Work instructions — Wherever the string "component" appears, copy the whole line.

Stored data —
* START *

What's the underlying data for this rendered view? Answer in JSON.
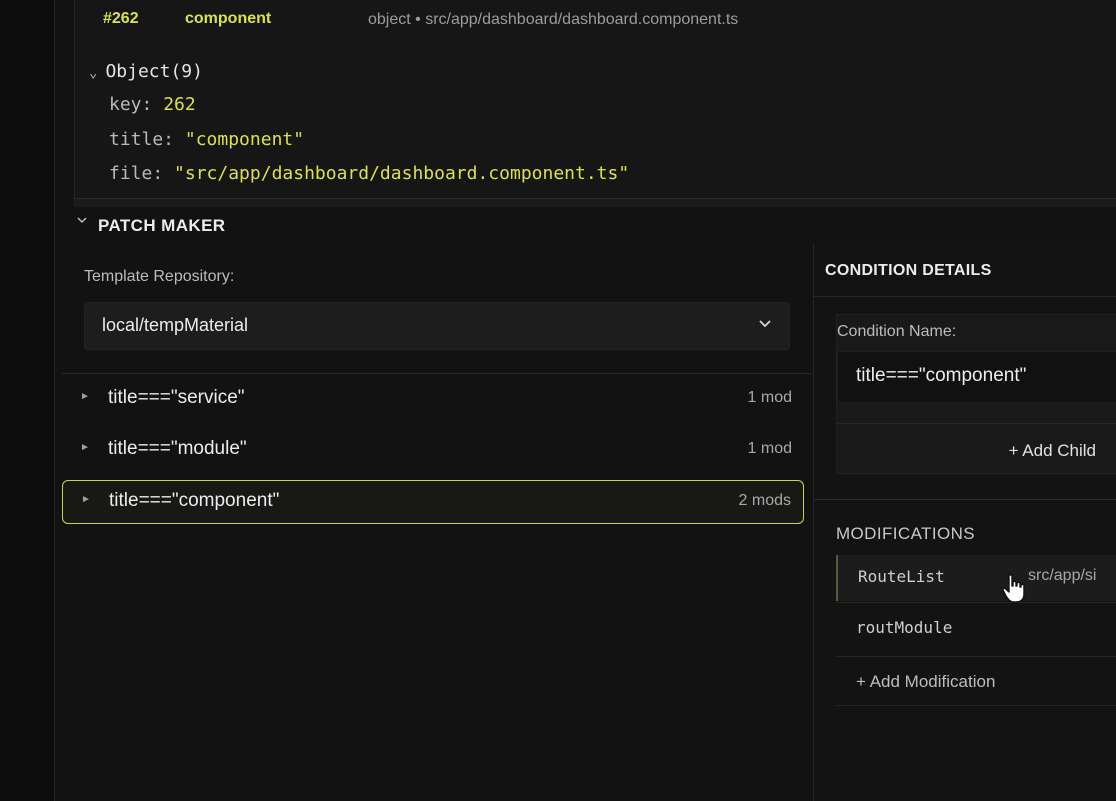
{
  "inspector": {
    "node_id": "#262",
    "node_title": "component",
    "node_meta": "object • src/app/dashboard/dashboard.component.ts",
    "object_label": "Object(9)",
    "props": [
      {
        "key": "key:",
        "value": "262"
      },
      {
        "key": "title:",
        "value": "\"component\""
      },
      {
        "key": "file:",
        "value": "\"src/app/dashboard/dashboard.component.ts\""
      }
    ]
  },
  "patch_maker": {
    "title": "PATCH MAKER",
    "repo_label": "Template Repository:",
    "repo_value": "local/tempMaterial",
    "conditions": [
      {
        "label": "title===\"service\"",
        "mods": "1 mod"
      },
      {
        "label": "title===\"module\"",
        "mods": "1 mod"
      },
      {
        "label": "title===\"component\"",
        "mods": "2 mods",
        "selected": true
      }
    ]
  },
  "condition_details": {
    "title": "CONDITION DETAILS",
    "name_label": "Condition Name:",
    "name_value": "title===\"component\"",
    "add_child": "+ Add Child",
    "mods_title": "MODIFICATIONS",
    "modifications": [
      {
        "name": "RouteList",
        "path": "src/app/si"
      },
      {
        "name": "routModule",
        "path": ""
      }
    ],
    "add_modification": "+ Add Modification"
  },
  "colors": {
    "accent": "#d9e24a",
    "selected_border": "#cbd64a",
    "background": "#121212"
  },
  "icons": [
    "chevron-down-icon",
    "caret-right-icon",
    "pointer-hand-icon"
  ]
}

* END *

Solution below —
    "node_title": "component",
    "node_meta": "object • src/app/dashboard/dashboard.component.ts",
        "value": "\"component\""
        "value": "\"src/app/dashboard/dashboard.component.ts\""
        "label": "title===\"component\"",
    "name_value": "title===\"component\"",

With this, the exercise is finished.